§ **TRECHO**
======
Ela lembra decorado o anúncio do programa: “Quando entrar setembro, as Marias haverão de consolidar seu espaço na comunicação brasileira através de um programa que chega para fazer com que você seja ouvida nas suas reivindicações”.

Busca de direitos

Mercado de trabalho para mulheres, direitos sociais, saúde, educação. Os temas eram variados e passaram a ganhar repercussão de acordo com a participação dos ouvintes, sobretudo, das ouvintes, por telefone ou cartas. 

Aos poucos, o tema do enfrentamento à violência contra a mulher passou a ocupar espaço especial no programa. Uma inspiração surgiu da própria história de vida. A mãe de Mara, Yolanda, foi vítima de violência doméstica nas mãos do pai, que era dependente de álcool. Isso revoltava a jornalista, que nasceu e se criou no Rio de Janeiro.
======
Transcreva, sem nenhuma alteração, a parte do trecho sobre o programa que vai de “Aos poucos, o” até “Rio de Janeiro.”.
======
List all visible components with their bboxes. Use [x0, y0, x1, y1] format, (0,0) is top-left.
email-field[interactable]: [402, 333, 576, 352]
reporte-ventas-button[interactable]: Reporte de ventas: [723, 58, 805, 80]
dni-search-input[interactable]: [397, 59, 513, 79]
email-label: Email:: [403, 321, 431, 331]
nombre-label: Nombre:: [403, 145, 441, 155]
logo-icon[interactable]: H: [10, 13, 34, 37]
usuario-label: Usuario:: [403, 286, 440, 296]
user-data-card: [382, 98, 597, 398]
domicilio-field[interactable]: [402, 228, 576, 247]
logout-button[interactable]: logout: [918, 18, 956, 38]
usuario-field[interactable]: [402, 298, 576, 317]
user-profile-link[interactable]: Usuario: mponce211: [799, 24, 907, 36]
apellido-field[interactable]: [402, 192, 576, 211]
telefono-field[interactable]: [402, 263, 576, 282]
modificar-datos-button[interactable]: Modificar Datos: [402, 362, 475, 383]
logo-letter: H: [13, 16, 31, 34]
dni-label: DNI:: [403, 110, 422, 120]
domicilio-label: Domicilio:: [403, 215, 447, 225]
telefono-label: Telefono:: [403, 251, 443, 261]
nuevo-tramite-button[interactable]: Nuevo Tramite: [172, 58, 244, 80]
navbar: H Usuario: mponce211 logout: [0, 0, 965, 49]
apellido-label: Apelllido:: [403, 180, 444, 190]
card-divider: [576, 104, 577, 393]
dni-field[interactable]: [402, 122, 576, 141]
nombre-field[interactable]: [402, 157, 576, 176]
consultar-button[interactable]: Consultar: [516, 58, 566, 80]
======
§ **TAREFA CONCLUÍDA**
Aos poucos, o tema do enfrentamento à violência contra a mulher passou a ocupar espaço especial no programa. Uma inspiração surgiu da própria história de vida. A mãe de Mara, Yolanda, foi vítima de violência doméstica nas mãos do pai, que era dependente de álcool. Isso revoltava a jornalista, que nasceu e se criou no Rio de Janeiro.